Objective: Your task is to output the listing word for word, with pictures excluded.

[Stored data entries]
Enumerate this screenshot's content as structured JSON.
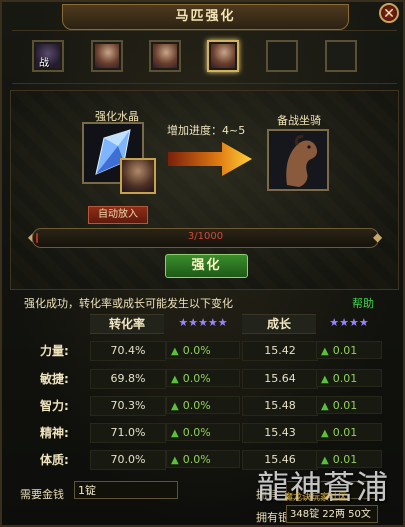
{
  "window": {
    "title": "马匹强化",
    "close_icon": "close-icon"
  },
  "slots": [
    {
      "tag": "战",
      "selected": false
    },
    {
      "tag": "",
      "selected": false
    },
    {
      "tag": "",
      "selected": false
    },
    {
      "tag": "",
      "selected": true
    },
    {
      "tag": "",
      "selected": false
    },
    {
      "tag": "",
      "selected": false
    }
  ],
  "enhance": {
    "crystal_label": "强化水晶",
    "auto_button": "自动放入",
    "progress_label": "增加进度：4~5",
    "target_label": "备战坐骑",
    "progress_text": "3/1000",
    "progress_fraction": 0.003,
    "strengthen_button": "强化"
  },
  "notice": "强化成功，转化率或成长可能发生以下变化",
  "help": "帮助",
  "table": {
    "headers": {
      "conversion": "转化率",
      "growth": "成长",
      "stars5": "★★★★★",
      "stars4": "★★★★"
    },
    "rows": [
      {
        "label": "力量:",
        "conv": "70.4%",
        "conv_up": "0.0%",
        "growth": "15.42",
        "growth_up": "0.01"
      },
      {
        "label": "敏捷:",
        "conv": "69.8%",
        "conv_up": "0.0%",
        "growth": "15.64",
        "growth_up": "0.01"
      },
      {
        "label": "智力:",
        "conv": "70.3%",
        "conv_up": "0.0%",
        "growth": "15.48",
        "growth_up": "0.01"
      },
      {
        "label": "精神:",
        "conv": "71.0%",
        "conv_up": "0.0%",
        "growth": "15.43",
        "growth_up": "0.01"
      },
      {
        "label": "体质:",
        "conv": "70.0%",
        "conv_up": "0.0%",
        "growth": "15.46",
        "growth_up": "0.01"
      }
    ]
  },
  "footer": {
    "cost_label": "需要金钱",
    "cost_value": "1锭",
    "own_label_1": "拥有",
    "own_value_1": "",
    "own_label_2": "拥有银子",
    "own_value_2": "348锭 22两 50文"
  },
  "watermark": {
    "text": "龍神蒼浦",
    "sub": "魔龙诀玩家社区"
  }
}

Solved exercise:
Enumerate this screenshot's content as structured JSON.
{
  "window": {
    "title": "马匹强化",
    "close_icon": "close-icon"
  },
  "slots": [
    {
      "tag": "战",
      "selected": false
    },
    {
      "tag": "",
      "selected": false
    },
    {
      "tag": "",
      "selected": false
    },
    {
      "tag": "",
      "selected": true
    },
    {
      "tag": "",
      "selected": false
    },
    {
      "tag": "",
      "selected": false
    }
  ],
  "enhance": {
    "crystal_label": "强化水晶",
    "auto_button": "自动放入",
    "progress_label": "增加进度：4~5",
    "target_label": "备战坐骑",
    "progress_text": "3/1000",
    "progress_fraction": 0.003,
    "strengthen_button": "强化"
  },
  "notice": "强化成功，转化率或成长可能发生以下变化",
  "help": "帮助",
  "table": {
    "headers": {
      "conversion": "转化率",
      "growth": "成长",
      "stars5": "★★★★★",
      "stars4": "★★★★"
    },
    "rows": [
      {
        "label": "力量:",
        "conv": "70.4%",
        "conv_up": "0.0%",
        "growth": "15.42",
        "growth_up": "0.01"
      },
      {
        "label": "敏捷:",
        "conv": "69.8%",
        "conv_up": "0.0%",
        "growth": "15.64",
        "growth_up": "0.01"
      },
      {
        "label": "智力:",
        "conv": "70.3%",
        "conv_up": "0.0%",
        "growth": "15.48",
        "growth_up": "0.01"
      },
      {
        "label": "精神:",
        "conv": "71.0%",
        "conv_up": "0.0%",
        "growth": "15.43",
        "growth_up": "0.01"
      },
      {
        "label": "体质:",
        "conv": "70.0%",
        "conv_up": "0.0%",
        "growth": "15.46",
        "growth_up": "0.01"
      }
    ]
  },
  "footer": {
    "cost_label": "需要金钱",
    "cost_value": "1锭",
    "own_label_1": "拥有",
    "own_value_1": "",
    "own_label_2": "拥有银子",
    "own_value_2": "348锭 22两 50文"
  },
  "watermark": {
    "text": "龍神蒼浦",
    "sub": "魔龙诀玩家社区"
  }
}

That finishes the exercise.